● Written problem
Leave out the pictures and repeat every record exactly.

● Given data
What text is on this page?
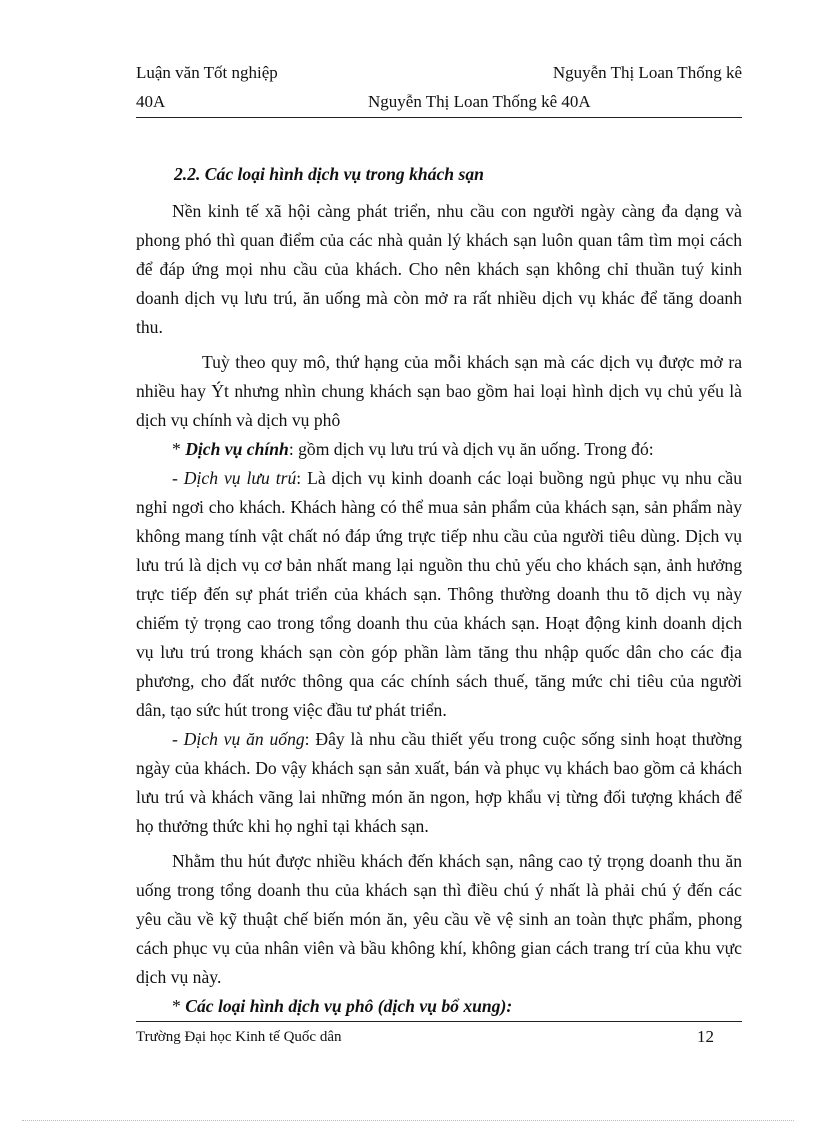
Luận văn Tốt nghiệp	Nguyễn Thị Loan Thống kê
40A	Nguyễn Thị Loan Thống kê 40A

2.2. Các loại hình dịch vụ trong khách sạn

Nền kinh tế xã hội càng phát triển, nhu cầu con người ngày càng đa dạng và phong phó thì quan điểm của các nhà quản lý khách sạn luôn quan tâm tìm mọi cách để đáp ứng mọi nhu cầu của khách. Cho nên khách sạn không chỉ thuần tuý kinh doanh dịch vụ lưu trú, ăn uống mà còn mở ra rất nhiều dịch vụ khác để tăng doanh thu.

Tuỳ theo quy mô, thứ hạng của mỗi khách sạn mà các dịch vụ được mở ra nhiều hay Ýt nhưng nhìn chung khách sạn bao gồm hai loại hình dịch vụ chủ yếu là dịch vụ chính và dịch vụ phô

* Dịch vụ chính: gồm dịch vụ lưu trú và dịch vụ ăn uống. Trong đó:

- Dịch vụ lưu trú: Là dịch vụ kinh doanh các loại buồng ngủ phục vụ nhu cầu nghỉ ngơi cho khách. Khách hàng có thể mua sản phẩm của khách sạn, sản phẩm này không mang tính vật chất nó đáp ứng trực tiếp nhu cầu của người tiêu dùng. Dịch vụ lưu trú là dịch vụ cơ bản nhất mang lại nguồn thu chủ yếu cho khách sạn, ảnh hưởng trực tiếp đến sự phát triển của khách sạn. Thông thường doanh thu tõ dịch vụ này chiếm tỷ trọng cao trong tổng doanh thu của khách sạn. Hoạt động kinh doanh dịch vụ lưu trú trong khách sạn còn góp phần làm tăng thu nhập quốc dân cho các địa phương, cho đất nước thông qua các chính sách thuế, tăng mức chi tiêu của người dân, tạo sức hút trong việc đầu tư phát triển.

- Dịch vụ ăn uống: Đây là nhu cầu thiết yếu trong cuộc sống sinh hoạt thường ngày của khách. Do vậy khách sạn sản xuất, bán và phục vụ khách bao gồm cả khách lưu trú và khách vãng lai những món ăn ngon, hợp khẩu vị từng đối tượng khách để họ thưởng thức khi họ nghỉ tại khách sạn.

Nhằm thu hút được nhiều khách đến khách sạn, nâng cao tỷ trọng doanh thu ăn uống trong tổng doanh thu của khách sạn thì điều chú ý nhất là phải chú ý đến các yêu cầu về kỹ thuật chế biến món ăn, yêu cầu về vệ sinh an toàn thực phẩm, phong cách phục vụ của nhân viên và bầu không khí, không gian cách trang trí của khu vực dịch vụ này.

* Các loại hình dịch vụ phô (dịch vụ bổ xung):

Trường Đại học Kinh tế Quốc dân	12
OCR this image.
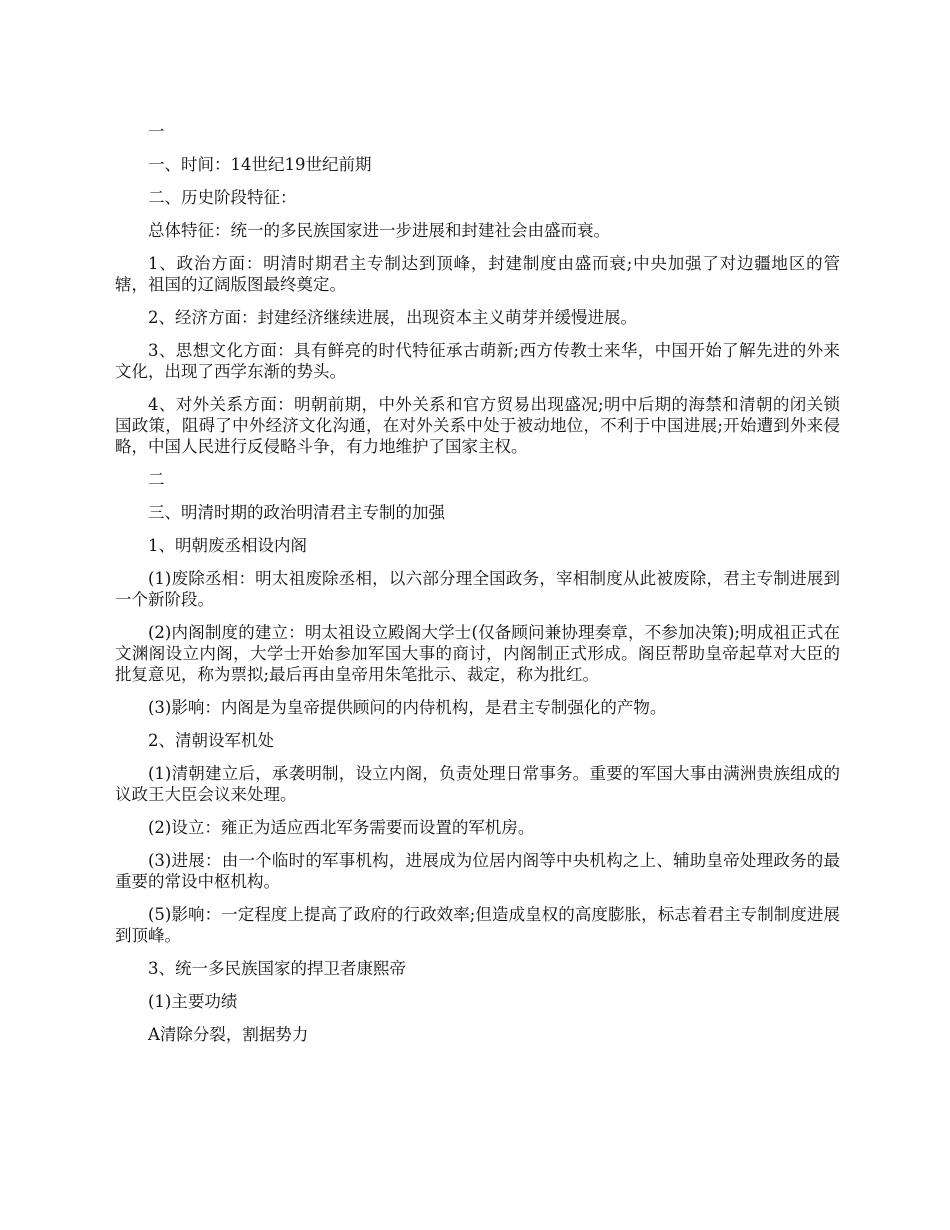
一

一、时间：14世纪19世纪前期

二、历史阶段特征：

总体特征：统一的多民族国家进一步进展和封建社会由盛而衰。

1、政治方面：明清时期君主专制达到顶峰，封建制度由盛而衰;中央加强了对边疆地区的管辖，祖国的辽阔版图最终奠定。

2、经济方面：封建经济继续进展，出现资本主义萌芽并缓慢进展。

3、思想文化方面：具有鲜亮的时代特征承古萌新;西方传教士来华，中国开始了解先进的外来文化，出现了西学东渐的势头。

4、对外关系方面：明朝前期，中外关系和官方贸易出现盛况;明中后期的海禁和清朝的闭关锁国政策，阻碍了中外经济文化沟通，在对外关系中处于被动地位，不利于中国进展;开始遭到外来侵略，中国人民进行反侵略斗争，有力地维护了国家主权。

二

三、明清时期的政治明清君主专制的加强

1、明朝废丞相设内阁

(1)废除丞相：明太祖废除丞相，以六部分理全国政务，宰相制度从此被废除，君主专制进展到一个新阶段。

(2)内阁制度的建立：明太祖设立殿阁大学士(仅备顾问兼协理奏章，不参加决策);明成祖正式在文渊阁设立内阁，大学士开始参加军国大事的商讨，内阁制正式形成。阁臣帮助皇帝起草对大臣的批复意见，称为票拟;最后再由皇帝用朱笔批示、裁定，称为批红。

(3)影响：内阁是为皇帝提供顾问的内侍机构，是君主专制强化的产物。

2、清朝设军机处

(1)清朝建立后，承袭明制，设立内阁，负责处理日常事务。重要的军国大事由满洲贵族组成的议政王大臣会议来处理。

(2)设立：雍正为适应西北军务需要而设置的军机房。

(3)进展：由一个临时的军事机构，进展成为位居内阁等中央机构之上、辅助皇帝处理政务的最重要的常设中枢机构。

(5)影响：一定程度上提高了政府的行政效率;但造成皇权的高度膨胀，标志着君主专制制度进展到顶峰。

3、统一多民族国家的捍卫者康熙帝

(1)主要功绩

A清除分裂，割据势力
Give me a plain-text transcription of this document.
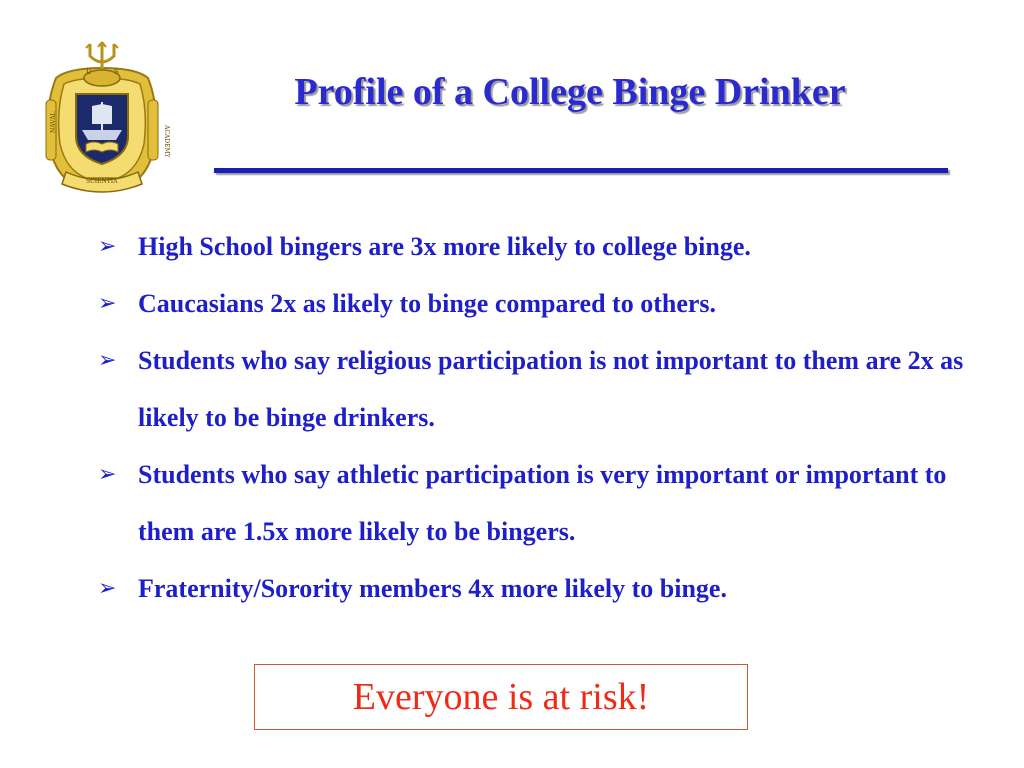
U	S
NAVAL
ACADEMY
SCIENTIA
Profile of a College Binge Drinker
➢ High School bingers are 3x more likely to college binge.
➢ Caucasians 2x as likely to binge compared to others.
➢ Students who say religious participation is not important to them are 2x as likely to be binge drinkers.
➢ Students who say athletic participation is very important or important to them are 1.5x more likely to be bingers.
➢ Fraternity/Sorority members 4x more likely to binge.
Everyone is at risk!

● Exercise solution
What text is on this page?
Luận văn Tốt nghiệp	Nguyễn Thị Loan Thống kê
40A	Nguyễn Thị Loan Thống kê 40A

2.2. Các loại hình dịch vụ trong khách sạn

Nền kinh tế xã hội càng phát triển, nhu cầu con người ngày càng đa dạng và phong phó thì quan điểm của các nhà quản lý khách sạn luôn quan tâm tìm mọi cách để đáp ứng mọi nhu cầu của khách. Cho nên khách sạn không chỉ thuần tuý kinh doanh dịch vụ lưu trú, ăn uống mà còn mở ra rất nhiều dịch vụ khác để tăng doanh thu.

Tuỳ theo quy mô, thứ hạng của mỗi khách sạn mà các dịch vụ được mở ra nhiều hay Ýt nhưng nhìn chung khách sạn bao gồm hai loại hình dịch vụ chủ yếu là dịch vụ chính và dịch vụ phô

* Dịch vụ chính: gồm dịch vụ lưu trú và dịch vụ ăn uống. Trong đó:

- Dịch vụ lưu trú: Là dịch vụ kinh doanh các loại buồng ngủ phục vụ nhu cầu nghỉ ngơi cho khách. Khách hàng có thể mua sản phẩm của khách sạn, sản phẩm này không mang tính vật chất nó đáp ứng trực tiếp nhu cầu của người tiêu dùng. Dịch vụ lưu trú là dịch vụ cơ bản nhất mang lại nguồn thu chủ yếu cho khách sạn, ảnh hưởng trực tiếp đến sự phát triển của khách sạn. Thông thường doanh thu tõ dịch vụ này chiếm tỷ trọng cao trong tổng doanh thu của khách sạn. Hoạt động kinh doanh dịch vụ lưu trú trong khách sạn còn góp phần làm tăng thu nhập quốc dân cho các địa phương, cho đất nước thông qua các chính sách thuế, tăng mức chi tiêu của người dân, tạo sức hút trong việc đầu tư phát triển.

- Dịch vụ ăn uống: Đây là nhu cầu thiết yếu trong cuộc sống sinh hoạt thường ngày của khách. Do vậy khách sạn sản xuất, bán và phục vụ khách bao gồm cả khách lưu trú và khách vãng lai những món ăn ngon, hợp khẩu vị từng đối tượng khách để họ thưởng thức khi họ nghỉ tại khách sạn.

Nhằm thu hút được nhiều khách đến khách sạn, nâng cao tỷ trọng doanh thu ăn uống trong tổng doanh thu của khách sạn thì điều chú ý nhất là phải chú ý đến các yêu cầu về kỹ thuật chế biến món ăn, yêu cầu về vệ sinh an toàn thực phẩm, phong cách phục vụ của nhân viên và bầu không khí, không gian cách trang trí của khu vực dịch vụ này.

* Các loại hình dịch vụ phô (dịch vụ bổ xung):

Trường Đại học Kinh tế Quốc dân	12
OCR this image.
一

一、时间：14世纪19世纪前期

二、历史阶段特征：

总体特征：统一的多民族国家进一步进展和封建社会由盛而衰。

1、政治方面：明清时期君主专制达到顶峰，封建制度由盛而衰;中央加强了对边疆地区的管辖，祖国的辽阔版图最终奠定。

2、经济方面：封建经济继续进展，出现资本主义萌芽并缓慢进展。

3、思想文化方面：具有鲜亮的时代特征承古萌新;西方传教士来华，中国开始了解先进的外来文化，出现了西学东渐的势头。

4、对外关系方面：明朝前期，中外关系和官方贸易出现盛况;明中后期的海禁和清朝的闭关锁国政策，阻碍了中外经济文化沟通，在对外关系中处于被动地位，不利于中国进展;开始遭到外来侵略，中国人民进行反侵略斗争，有力地维护了国家主权。

二

三、明清时期的政治明清君主专制的加强

1、明朝废丞相设内阁

(1)废除丞相：明太祖废除丞相，以六部分理全国政务，宰相制度从此被废除，君主专制进展到一个新阶段。

(2)内阁制度的建立：明太祖设立殿阁大学士(仅备顾问兼协理奏章，不参加决策);明成祖正式在文渊阁设立内阁，大学士开始参加军国大事的商讨，内阁制正式形成。阁臣帮助皇帝起草对大臣的批复意见，称为票拟;最后再由皇帝用朱笔批示、裁定，称为批红。

(3)影响：内阁是为皇帝提供顾问的内侍机构，是君主专制强化的产物。

2、清朝设军机处

(1)清朝建立后，承袭明制，设立内阁，负责处理日常事务。重要的军国大事由满洲贵族组成的议政王大臣会议来处理。

(2)设立：雍正为适应西北军务需要而设置的军机房。

(3)进展：由一个临时的军事机构，进展成为位居内阁等中央机构之上、辅助皇帝处理政务的最重要的常设中枢机构。

(5)影响：一定程度上提高了政府的行政效率;但造成皇权的高度膨胀，标志着君主专制制度进展到顶峰。

3、统一多民族国家的捍卫者康熙帝

(1)主要功绩

A清除分裂，割据势力
Give me a plain-text transcription of this document.
U	S
NAVAL
ACADEMY
SCIENTIA
Profile of a College Binge Drinker
➢ High School bingers are 3x more likely to college binge.
➢ Caucasians 2x as likely to binge compared to others.
➢ Students who say religious participation is not important to them are 2x as likely to be binge drinkers.
➢ Students who say athletic participation is very important or important to them are 1.5x more likely to be bingers.
➢ Fraternity/Sorority members 4x more likely to binge.
Everyone is at risk!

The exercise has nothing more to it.